Among the lines below, list those containing the string "transition".

(Stored records)
+ + + + +
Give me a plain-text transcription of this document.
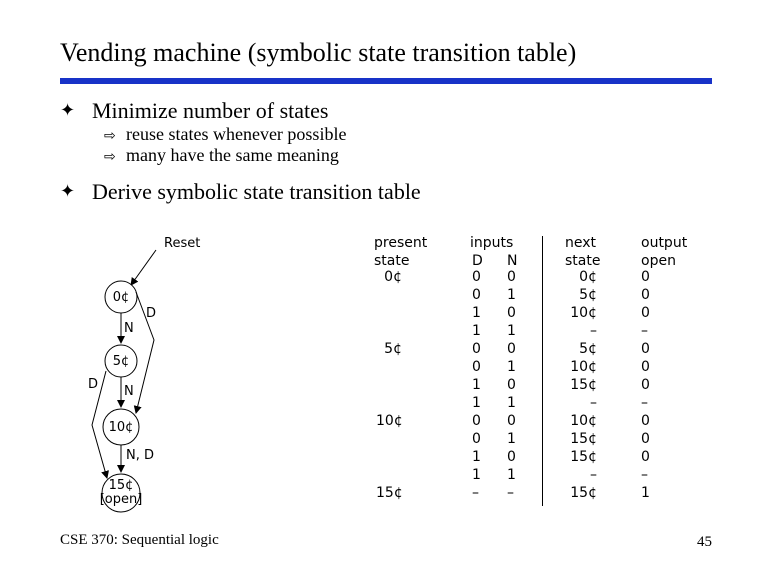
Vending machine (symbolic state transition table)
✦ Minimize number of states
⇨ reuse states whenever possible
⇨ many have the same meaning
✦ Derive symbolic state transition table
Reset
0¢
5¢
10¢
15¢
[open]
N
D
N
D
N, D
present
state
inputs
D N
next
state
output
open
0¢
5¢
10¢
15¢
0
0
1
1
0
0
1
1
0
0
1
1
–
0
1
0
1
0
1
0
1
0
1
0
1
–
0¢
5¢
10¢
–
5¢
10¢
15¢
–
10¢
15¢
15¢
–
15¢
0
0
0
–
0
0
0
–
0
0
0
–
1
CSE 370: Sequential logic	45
+ + + + +
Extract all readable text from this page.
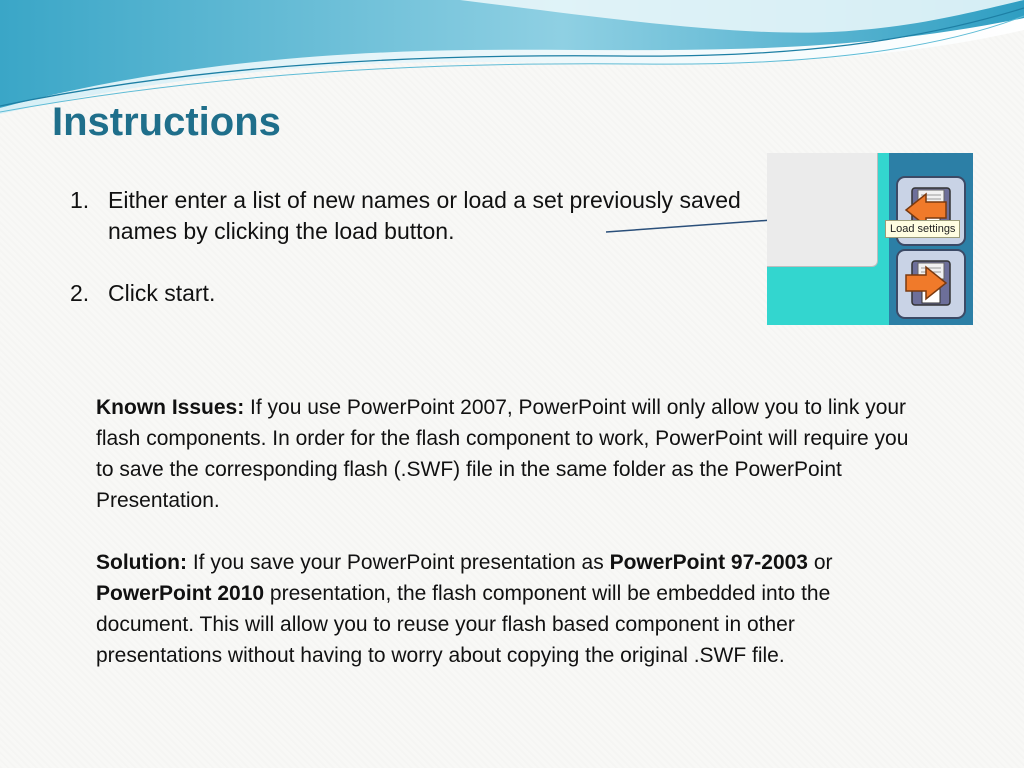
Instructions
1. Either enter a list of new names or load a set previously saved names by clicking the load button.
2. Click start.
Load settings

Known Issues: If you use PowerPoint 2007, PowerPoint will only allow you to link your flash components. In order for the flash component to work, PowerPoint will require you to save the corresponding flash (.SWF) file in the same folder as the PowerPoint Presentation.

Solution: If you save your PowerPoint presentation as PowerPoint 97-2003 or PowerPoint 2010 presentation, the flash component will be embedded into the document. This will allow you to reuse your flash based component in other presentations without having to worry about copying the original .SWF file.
+ + + + +
■ Task output
Vending machine (symbolic state transition table)
✦ Derive symbolic state transition table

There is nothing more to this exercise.